- Brief: Look below. Copy each line that has "Compose" in it.

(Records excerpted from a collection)

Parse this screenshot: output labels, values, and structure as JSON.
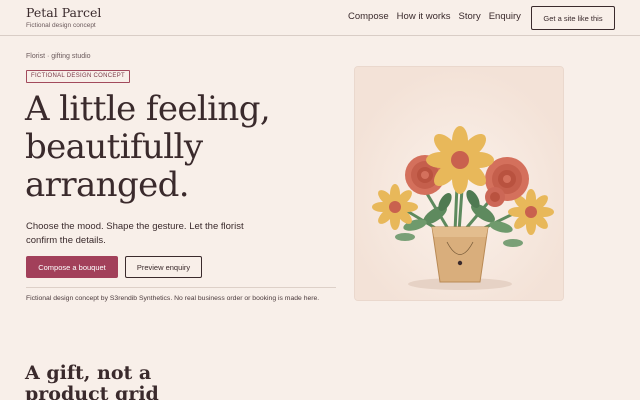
{
  "header": {
    "brand_name": "Petal Parcel",
    "brand_tagline": "Fictional design concept",
    "nav": [
      "Compose",
      "How it works",
      "Story",
      "Enquiry"
    ],
    "cta_label": "Get a site like this"
  },
  "hero": {
    "eyebrow": "Florist · gifting studio",
    "badge": "FICTIONAL DESIGN CONCEPT",
    "headline_line1": "A little feeling,",
    "headline_line2": "beautifully",
    "headline_line3": "arranged.",
    "subtext": "Choose the mood. Shape the gesture. Let the florist confirm the details.",
    "primary_button": "Compose a bouquet",
    "secondary_button": "Preview enquiry",
    "disclaimer": "Fictional design concept by S3rendib Synthetics. No real business order or booking is made here.",
    "illustration": "bouquet-in-kraft-pot-illustration"
  },
  "section": {
    "title": "A gift, not a product grid"
  },
  "colors": {
    "background": "#f8efe9",
    "accent": "#a2405a",
    "text": "#3a2a2c",
    "petal_yellow": "#e8b85a",
    "petal_coral": "#d4705c",
    "leaf_green": "#5e8a5e",
    "pot_kraft": "#d9ae7c"
  }
}
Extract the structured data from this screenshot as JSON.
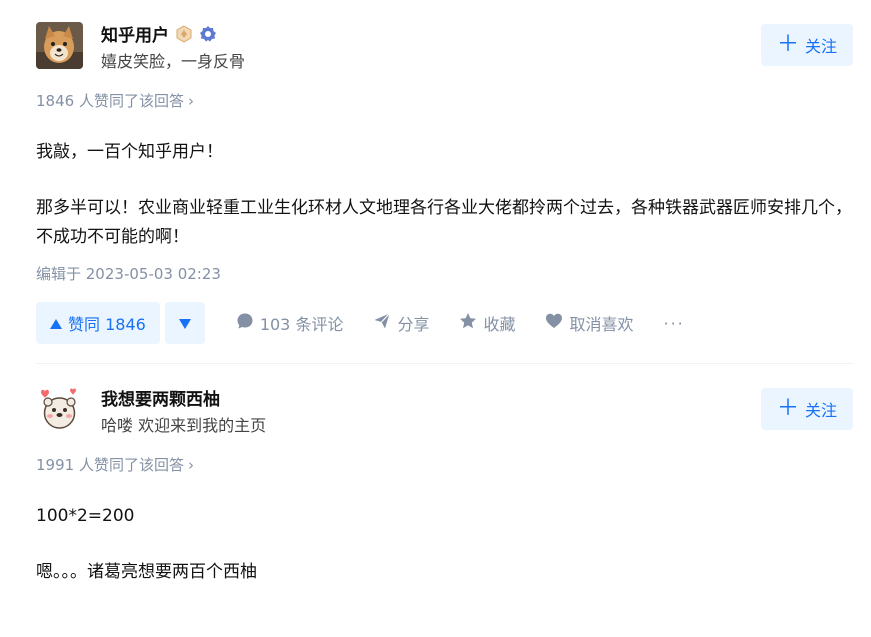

- Exercise solution:
      "Compose",
    "primary_button": "Compose a bouquet",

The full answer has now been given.